● **SET PROBLEM**: Filter the entries below, keeping every line that has the word "cierre".

● **LISTED RECORDS**:
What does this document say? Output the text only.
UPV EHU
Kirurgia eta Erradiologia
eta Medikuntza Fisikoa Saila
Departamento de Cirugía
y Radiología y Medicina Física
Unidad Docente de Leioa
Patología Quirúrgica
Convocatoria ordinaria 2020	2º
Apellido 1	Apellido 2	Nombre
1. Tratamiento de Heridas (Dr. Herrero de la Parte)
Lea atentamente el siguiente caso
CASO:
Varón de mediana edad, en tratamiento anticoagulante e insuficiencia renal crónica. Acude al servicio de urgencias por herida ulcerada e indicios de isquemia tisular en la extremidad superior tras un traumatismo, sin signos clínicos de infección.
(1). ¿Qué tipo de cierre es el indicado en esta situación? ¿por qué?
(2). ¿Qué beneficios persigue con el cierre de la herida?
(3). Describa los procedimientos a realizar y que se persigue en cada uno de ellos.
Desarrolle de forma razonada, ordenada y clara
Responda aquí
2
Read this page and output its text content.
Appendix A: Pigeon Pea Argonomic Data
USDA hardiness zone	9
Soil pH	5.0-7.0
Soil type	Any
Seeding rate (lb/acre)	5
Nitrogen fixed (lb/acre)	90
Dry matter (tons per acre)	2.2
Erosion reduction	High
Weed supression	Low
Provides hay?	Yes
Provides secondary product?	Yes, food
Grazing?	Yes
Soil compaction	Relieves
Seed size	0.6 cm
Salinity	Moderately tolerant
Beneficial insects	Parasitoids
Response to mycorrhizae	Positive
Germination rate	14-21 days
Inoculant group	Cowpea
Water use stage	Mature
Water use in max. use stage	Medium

● **TASK RESPONSE**:
(1). ¿Qué tipo de cierre es el indicado en esta situación? ¿por qué?
(2). ¿Qué beneficios persigue con el cierre de la herida?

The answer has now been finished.